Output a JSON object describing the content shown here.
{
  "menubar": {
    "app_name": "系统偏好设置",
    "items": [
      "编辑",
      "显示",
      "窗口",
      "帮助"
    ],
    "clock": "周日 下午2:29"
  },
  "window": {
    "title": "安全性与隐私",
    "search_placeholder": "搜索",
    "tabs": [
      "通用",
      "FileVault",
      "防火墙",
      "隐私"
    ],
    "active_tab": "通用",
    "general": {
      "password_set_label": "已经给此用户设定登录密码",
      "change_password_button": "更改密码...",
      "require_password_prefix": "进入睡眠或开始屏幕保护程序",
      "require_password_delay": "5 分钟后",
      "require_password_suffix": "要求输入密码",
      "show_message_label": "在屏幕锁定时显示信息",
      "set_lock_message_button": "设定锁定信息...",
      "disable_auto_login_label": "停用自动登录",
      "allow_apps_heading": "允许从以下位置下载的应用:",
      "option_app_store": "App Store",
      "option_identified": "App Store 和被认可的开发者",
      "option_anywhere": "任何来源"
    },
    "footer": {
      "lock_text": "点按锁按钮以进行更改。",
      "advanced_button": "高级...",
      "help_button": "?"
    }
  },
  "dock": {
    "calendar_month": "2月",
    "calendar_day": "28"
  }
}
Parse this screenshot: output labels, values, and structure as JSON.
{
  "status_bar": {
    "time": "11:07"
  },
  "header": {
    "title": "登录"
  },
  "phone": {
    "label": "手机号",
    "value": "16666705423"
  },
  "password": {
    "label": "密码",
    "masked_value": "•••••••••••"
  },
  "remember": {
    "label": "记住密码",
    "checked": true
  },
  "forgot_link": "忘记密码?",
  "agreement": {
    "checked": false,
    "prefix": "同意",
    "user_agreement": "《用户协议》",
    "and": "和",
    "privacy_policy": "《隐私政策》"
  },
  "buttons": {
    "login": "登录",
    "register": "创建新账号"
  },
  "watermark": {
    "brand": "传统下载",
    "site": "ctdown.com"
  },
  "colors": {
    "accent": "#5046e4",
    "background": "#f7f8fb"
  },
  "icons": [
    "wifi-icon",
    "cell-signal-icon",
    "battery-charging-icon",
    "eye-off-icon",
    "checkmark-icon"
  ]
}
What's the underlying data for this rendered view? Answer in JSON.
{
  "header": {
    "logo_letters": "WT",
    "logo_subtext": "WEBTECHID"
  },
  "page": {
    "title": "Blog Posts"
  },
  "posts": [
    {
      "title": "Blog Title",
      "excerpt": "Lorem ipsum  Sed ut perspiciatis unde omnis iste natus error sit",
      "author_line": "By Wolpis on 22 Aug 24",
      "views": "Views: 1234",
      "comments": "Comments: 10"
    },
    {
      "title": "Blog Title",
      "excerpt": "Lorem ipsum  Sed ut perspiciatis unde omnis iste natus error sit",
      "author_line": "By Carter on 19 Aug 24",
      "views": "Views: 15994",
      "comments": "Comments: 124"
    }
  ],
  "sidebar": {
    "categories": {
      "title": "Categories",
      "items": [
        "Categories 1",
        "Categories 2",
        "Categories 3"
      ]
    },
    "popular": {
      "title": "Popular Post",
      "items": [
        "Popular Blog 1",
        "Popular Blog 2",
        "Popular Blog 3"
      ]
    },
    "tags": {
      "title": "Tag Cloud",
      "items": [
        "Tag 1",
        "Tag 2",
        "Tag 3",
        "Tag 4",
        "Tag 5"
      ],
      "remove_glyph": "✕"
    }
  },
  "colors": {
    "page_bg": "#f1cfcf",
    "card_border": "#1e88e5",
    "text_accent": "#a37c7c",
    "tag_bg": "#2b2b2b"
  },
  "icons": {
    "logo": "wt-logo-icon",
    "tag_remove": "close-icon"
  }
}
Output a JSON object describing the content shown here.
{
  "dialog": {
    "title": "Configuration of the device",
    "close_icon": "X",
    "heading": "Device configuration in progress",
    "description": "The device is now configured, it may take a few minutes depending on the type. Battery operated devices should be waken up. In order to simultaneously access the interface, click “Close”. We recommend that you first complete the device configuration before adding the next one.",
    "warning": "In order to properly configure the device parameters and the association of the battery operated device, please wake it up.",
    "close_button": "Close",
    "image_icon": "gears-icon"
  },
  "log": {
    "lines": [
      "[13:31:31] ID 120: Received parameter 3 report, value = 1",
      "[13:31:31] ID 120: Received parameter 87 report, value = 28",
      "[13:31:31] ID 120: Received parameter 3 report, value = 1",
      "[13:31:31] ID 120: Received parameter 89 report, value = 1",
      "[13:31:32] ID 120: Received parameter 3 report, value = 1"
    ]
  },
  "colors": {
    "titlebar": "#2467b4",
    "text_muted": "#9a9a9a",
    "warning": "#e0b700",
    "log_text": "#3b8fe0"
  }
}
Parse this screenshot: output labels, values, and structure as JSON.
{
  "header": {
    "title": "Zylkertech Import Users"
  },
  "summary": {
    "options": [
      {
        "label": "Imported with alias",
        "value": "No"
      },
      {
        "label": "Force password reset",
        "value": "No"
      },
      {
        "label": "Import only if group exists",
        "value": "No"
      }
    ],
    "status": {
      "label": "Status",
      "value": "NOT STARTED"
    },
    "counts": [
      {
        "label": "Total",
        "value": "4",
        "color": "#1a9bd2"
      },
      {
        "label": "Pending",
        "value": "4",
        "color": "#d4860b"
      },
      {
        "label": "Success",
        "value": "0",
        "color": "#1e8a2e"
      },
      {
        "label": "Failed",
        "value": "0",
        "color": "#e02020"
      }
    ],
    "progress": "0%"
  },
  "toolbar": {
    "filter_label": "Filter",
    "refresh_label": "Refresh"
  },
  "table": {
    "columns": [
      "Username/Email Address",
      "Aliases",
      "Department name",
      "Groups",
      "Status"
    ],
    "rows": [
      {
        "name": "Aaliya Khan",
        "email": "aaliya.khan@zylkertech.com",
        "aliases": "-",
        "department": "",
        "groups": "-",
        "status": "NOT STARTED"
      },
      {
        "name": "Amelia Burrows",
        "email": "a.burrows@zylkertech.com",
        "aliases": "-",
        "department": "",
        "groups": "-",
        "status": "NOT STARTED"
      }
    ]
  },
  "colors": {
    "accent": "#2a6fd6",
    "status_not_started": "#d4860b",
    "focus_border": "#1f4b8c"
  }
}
=-=-=-=-=
Your task is to pick out every line with the string "Store" and copy it.

      "option_app_store": "App Store",
      "option_identified": "App Store 和被认可的开发者",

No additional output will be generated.